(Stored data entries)
(begin)
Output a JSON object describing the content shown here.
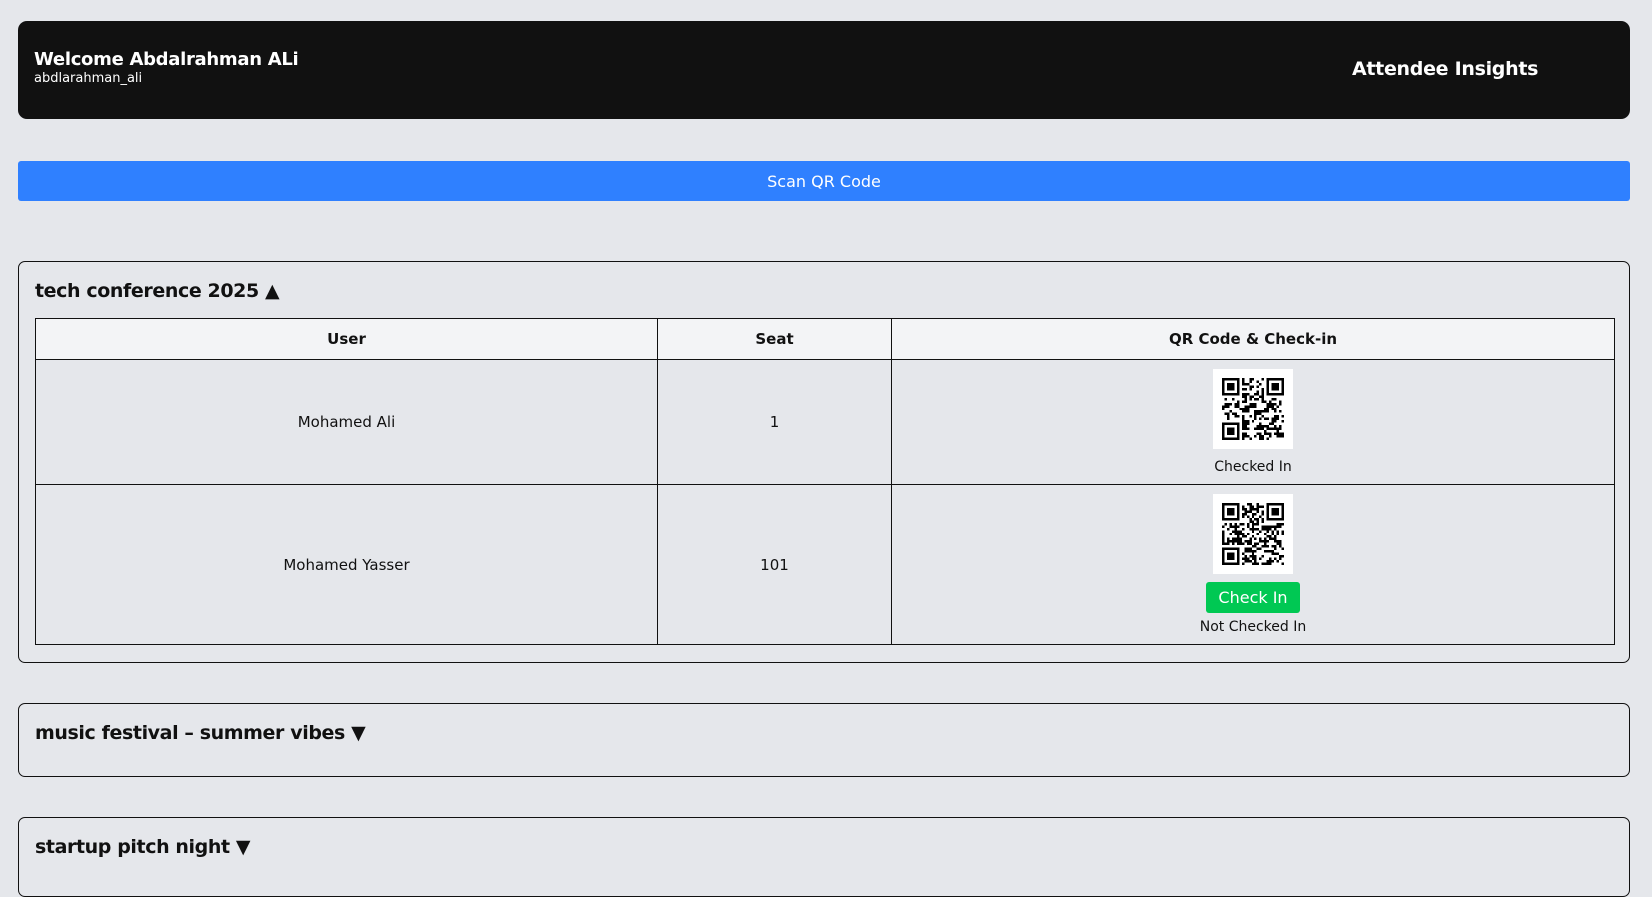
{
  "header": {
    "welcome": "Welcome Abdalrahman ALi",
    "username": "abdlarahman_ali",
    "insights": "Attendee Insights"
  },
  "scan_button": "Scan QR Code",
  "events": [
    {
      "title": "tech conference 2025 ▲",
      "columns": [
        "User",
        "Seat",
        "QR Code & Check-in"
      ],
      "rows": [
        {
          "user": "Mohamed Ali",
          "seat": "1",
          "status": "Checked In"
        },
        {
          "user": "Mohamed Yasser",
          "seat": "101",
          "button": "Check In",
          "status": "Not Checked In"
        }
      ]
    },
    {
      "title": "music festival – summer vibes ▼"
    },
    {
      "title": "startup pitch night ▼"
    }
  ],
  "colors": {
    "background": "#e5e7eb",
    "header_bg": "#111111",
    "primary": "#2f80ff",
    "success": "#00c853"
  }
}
(end)
(begin)
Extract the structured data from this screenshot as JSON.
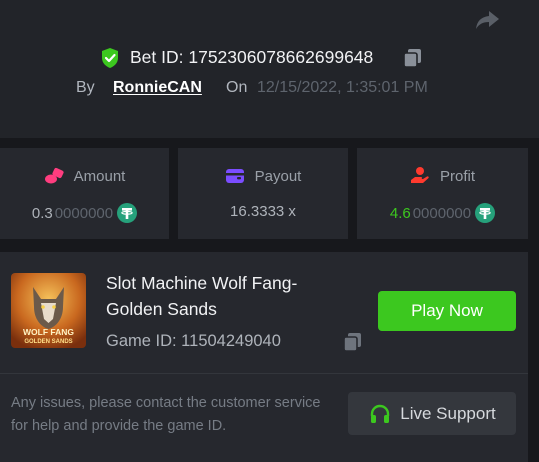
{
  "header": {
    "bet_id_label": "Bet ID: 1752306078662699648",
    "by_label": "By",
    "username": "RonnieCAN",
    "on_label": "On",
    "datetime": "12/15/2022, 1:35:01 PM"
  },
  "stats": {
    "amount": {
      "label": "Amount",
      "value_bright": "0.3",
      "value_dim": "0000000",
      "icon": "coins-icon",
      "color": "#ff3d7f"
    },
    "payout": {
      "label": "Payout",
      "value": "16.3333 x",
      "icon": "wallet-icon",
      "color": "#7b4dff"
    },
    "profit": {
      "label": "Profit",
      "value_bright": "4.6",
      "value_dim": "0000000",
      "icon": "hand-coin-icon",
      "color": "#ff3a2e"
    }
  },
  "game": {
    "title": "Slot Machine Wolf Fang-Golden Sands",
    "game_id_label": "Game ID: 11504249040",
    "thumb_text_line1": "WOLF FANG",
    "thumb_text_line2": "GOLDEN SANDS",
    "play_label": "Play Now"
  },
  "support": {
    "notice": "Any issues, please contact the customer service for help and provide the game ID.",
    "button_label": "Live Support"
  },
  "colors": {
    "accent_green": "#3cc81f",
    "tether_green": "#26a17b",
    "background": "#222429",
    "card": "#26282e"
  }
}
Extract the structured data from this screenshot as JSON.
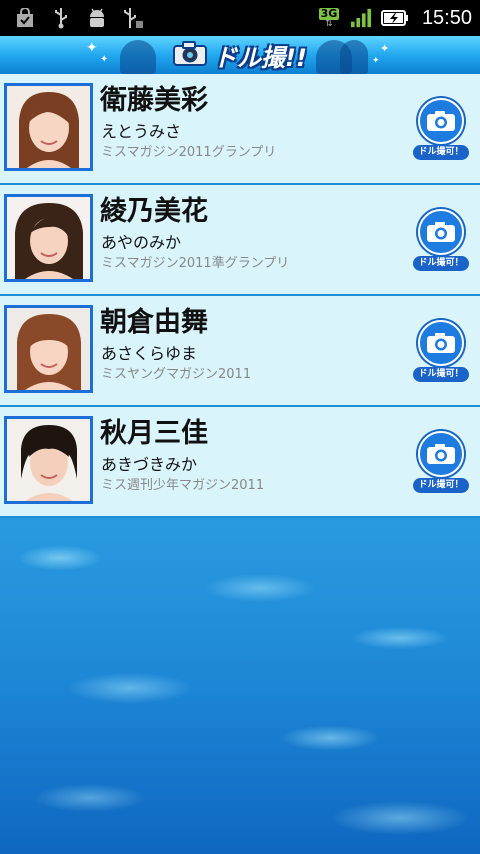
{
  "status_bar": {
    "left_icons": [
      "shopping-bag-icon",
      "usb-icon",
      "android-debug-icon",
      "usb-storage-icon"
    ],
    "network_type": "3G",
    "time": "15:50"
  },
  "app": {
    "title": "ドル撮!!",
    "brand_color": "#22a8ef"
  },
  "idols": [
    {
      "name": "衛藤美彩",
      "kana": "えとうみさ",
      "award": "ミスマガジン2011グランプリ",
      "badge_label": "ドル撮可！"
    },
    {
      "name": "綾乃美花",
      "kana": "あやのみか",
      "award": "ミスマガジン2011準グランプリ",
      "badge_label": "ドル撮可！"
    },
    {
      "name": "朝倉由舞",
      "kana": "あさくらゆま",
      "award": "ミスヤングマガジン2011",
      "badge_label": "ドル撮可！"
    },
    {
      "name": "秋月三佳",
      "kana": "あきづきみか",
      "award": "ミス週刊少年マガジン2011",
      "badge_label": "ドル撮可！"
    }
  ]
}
(end)
(begin)
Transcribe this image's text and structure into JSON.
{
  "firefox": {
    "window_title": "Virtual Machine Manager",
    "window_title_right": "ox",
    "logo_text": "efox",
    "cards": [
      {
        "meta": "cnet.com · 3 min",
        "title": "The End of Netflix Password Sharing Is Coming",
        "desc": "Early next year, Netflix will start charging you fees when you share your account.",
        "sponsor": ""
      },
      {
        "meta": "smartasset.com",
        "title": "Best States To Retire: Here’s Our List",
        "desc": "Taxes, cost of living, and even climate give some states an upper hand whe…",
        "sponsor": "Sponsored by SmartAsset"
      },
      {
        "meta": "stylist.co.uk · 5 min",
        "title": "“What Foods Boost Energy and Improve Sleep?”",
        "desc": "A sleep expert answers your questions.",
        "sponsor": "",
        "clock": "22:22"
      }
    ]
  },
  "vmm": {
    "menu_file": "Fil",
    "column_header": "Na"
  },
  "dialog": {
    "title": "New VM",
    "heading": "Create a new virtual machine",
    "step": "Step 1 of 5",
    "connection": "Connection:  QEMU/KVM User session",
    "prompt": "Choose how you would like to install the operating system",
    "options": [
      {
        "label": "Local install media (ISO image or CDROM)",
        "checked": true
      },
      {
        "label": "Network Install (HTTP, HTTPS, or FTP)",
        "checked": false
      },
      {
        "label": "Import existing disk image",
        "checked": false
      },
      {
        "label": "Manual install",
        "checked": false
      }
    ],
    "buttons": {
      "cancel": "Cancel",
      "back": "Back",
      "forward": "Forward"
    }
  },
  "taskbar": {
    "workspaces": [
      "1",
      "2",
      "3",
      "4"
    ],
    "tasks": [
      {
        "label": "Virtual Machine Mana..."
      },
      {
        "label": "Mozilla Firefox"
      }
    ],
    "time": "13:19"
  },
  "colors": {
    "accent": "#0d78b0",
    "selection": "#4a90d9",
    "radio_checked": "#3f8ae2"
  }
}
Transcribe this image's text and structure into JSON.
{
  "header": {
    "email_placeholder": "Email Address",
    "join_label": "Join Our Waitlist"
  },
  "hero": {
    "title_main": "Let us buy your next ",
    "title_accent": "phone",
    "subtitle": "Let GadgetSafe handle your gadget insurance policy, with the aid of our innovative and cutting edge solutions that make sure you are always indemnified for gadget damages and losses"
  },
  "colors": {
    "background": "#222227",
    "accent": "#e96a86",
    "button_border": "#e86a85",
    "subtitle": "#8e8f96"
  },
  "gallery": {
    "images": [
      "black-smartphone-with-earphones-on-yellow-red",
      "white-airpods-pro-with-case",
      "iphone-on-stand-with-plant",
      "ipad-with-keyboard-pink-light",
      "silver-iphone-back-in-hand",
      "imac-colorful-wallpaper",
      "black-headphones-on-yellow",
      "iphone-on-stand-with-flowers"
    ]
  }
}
(end)
Requirements -
In the lines above, locate the string "with". Copy every line where it occurs.

The answer -
    "subtitle": "Let GadgetSafe handle your gadget insurance policy, with the aid of our innovative and cutting edge solutions that make sure you are always indemnified for gadget damages and losses"
      "black-smartphone-with-earphones-on-yellow-red",
      "white-airpods-pro-with-case",
      "iphone-on-stand-with-plant",
      "ipad-with-keyboard-pink-light",
      "iphone-on-stand-with-flowers"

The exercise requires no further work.